[Work to complete]
Note how many lines include the word "their", and give that number by itself.

Dataset entries:
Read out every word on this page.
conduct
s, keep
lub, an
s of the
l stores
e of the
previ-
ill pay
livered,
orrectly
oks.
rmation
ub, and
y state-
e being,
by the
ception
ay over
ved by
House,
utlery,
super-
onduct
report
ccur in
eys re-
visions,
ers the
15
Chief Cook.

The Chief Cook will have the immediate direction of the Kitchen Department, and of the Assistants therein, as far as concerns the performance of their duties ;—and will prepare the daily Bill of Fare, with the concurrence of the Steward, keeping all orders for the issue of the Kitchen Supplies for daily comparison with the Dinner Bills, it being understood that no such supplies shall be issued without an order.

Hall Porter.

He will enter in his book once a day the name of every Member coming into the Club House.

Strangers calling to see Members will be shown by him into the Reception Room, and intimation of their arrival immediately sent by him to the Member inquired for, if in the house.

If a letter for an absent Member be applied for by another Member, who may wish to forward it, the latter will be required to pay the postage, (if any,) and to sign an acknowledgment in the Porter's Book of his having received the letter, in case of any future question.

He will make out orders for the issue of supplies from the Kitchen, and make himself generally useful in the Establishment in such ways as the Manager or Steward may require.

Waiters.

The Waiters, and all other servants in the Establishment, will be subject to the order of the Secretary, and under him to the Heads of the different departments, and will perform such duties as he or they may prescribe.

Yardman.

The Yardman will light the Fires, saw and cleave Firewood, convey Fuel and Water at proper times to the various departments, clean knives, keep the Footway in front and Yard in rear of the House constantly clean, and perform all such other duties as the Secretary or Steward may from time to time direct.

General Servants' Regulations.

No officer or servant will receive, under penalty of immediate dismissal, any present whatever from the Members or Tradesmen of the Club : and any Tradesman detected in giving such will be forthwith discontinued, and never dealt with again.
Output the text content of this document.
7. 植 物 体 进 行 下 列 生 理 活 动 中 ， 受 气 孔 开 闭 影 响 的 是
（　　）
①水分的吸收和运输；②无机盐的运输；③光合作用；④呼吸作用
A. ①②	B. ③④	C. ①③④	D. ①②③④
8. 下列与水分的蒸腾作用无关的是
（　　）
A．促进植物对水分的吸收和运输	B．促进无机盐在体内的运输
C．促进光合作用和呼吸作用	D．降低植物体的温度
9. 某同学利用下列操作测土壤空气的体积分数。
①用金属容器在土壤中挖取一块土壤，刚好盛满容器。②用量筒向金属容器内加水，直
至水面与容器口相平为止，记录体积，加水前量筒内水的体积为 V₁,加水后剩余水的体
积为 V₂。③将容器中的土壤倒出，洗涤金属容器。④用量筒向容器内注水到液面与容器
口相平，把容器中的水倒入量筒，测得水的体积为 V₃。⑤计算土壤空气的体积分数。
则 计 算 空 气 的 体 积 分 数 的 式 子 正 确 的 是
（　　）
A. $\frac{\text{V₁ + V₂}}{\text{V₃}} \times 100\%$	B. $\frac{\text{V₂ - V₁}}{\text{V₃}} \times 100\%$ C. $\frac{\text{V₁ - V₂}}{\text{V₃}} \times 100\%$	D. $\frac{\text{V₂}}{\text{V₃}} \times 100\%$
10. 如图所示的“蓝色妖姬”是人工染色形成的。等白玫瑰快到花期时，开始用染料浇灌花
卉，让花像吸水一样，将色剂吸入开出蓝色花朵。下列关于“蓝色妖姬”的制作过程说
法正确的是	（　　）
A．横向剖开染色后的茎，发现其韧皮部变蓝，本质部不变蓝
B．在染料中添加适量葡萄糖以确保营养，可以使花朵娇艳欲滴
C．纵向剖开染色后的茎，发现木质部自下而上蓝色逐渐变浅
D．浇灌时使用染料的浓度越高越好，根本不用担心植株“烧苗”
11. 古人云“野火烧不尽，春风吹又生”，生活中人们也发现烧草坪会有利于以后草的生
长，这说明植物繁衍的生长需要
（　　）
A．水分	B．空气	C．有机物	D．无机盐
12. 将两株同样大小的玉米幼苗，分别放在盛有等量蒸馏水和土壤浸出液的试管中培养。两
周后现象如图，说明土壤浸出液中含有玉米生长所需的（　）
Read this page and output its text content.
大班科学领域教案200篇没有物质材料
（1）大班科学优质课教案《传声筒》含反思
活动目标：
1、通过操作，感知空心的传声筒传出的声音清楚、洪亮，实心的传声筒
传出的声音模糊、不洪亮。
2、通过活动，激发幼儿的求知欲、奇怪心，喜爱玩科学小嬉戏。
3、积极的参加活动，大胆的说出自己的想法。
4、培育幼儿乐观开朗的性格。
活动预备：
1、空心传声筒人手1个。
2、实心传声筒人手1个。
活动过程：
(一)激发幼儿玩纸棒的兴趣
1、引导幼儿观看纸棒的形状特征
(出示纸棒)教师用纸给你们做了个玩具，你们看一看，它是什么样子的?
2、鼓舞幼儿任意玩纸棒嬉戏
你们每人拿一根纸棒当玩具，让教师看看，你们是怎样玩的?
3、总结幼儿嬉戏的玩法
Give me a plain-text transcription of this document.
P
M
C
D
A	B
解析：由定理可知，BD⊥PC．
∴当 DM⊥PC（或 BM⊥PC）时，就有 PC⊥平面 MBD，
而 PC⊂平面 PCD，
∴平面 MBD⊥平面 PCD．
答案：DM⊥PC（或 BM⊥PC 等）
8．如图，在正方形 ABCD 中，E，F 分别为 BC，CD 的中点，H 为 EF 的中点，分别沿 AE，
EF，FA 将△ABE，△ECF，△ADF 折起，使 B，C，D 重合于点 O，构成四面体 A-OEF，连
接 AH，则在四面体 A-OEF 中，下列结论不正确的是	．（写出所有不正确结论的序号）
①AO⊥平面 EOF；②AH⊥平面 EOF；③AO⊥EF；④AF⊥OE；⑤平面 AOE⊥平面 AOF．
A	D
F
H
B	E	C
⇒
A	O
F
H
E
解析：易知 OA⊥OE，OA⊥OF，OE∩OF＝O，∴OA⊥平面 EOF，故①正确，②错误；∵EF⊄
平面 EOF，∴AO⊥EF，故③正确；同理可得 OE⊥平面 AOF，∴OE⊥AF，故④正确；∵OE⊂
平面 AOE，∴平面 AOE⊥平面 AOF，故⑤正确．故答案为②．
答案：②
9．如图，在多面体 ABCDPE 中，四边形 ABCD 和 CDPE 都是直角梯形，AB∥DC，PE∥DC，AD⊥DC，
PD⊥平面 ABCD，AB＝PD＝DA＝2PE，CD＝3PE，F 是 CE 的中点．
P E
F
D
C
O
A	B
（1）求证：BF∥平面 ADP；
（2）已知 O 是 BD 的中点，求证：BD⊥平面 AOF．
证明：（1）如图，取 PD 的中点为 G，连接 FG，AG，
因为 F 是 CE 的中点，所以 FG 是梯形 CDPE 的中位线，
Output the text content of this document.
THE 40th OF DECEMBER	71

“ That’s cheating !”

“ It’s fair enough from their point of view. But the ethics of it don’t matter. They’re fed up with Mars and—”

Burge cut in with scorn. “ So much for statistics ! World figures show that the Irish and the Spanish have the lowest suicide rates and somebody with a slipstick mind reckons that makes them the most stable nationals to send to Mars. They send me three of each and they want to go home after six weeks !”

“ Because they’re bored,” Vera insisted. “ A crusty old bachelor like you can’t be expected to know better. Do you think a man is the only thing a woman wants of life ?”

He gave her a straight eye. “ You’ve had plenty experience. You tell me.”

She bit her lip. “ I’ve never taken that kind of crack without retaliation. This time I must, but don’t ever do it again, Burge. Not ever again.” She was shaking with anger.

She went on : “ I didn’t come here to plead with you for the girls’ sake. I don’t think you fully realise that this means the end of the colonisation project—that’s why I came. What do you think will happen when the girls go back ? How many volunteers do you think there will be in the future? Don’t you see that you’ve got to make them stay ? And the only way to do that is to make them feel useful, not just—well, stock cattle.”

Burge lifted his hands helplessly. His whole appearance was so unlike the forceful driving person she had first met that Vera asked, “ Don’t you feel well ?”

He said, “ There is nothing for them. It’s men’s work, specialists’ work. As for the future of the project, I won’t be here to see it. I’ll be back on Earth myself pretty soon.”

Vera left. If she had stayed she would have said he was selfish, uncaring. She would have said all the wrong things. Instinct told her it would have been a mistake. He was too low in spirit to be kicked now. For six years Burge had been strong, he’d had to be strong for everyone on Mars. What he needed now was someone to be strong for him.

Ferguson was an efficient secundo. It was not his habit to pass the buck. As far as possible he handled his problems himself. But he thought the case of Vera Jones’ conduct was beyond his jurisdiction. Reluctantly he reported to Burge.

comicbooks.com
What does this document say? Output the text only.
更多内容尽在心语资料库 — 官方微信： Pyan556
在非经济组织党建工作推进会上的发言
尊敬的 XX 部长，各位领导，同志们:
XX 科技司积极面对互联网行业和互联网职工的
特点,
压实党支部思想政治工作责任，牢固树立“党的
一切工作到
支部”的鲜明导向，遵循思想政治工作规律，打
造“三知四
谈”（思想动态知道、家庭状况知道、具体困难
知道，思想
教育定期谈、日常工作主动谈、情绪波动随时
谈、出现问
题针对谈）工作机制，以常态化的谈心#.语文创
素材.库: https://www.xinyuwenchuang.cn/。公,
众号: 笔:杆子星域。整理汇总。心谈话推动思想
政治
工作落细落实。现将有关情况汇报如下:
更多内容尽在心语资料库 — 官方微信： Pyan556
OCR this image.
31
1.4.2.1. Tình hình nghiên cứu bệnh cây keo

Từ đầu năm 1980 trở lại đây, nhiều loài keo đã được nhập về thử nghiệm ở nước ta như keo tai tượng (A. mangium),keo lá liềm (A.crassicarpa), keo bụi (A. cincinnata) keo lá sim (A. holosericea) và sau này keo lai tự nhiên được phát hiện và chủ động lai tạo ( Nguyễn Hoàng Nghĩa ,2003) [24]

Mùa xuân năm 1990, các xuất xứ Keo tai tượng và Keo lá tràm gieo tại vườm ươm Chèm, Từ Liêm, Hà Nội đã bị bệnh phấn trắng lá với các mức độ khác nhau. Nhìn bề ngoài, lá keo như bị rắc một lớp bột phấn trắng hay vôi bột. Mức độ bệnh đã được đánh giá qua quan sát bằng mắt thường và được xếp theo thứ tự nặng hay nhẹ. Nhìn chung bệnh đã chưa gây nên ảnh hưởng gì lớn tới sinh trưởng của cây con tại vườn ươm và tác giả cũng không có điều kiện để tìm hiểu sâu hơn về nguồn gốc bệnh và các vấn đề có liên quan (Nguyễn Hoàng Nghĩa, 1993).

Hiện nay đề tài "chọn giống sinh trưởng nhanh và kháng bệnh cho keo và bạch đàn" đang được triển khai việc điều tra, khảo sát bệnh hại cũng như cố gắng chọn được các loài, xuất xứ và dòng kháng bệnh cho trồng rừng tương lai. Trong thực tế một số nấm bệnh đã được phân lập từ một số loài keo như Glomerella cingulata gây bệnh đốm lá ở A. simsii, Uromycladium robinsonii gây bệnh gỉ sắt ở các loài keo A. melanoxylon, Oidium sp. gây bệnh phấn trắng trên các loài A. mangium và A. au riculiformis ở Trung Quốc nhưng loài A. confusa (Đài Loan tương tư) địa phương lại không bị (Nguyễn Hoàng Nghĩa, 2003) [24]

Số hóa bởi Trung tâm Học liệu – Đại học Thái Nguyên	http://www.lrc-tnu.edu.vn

[Response for this exercise]
3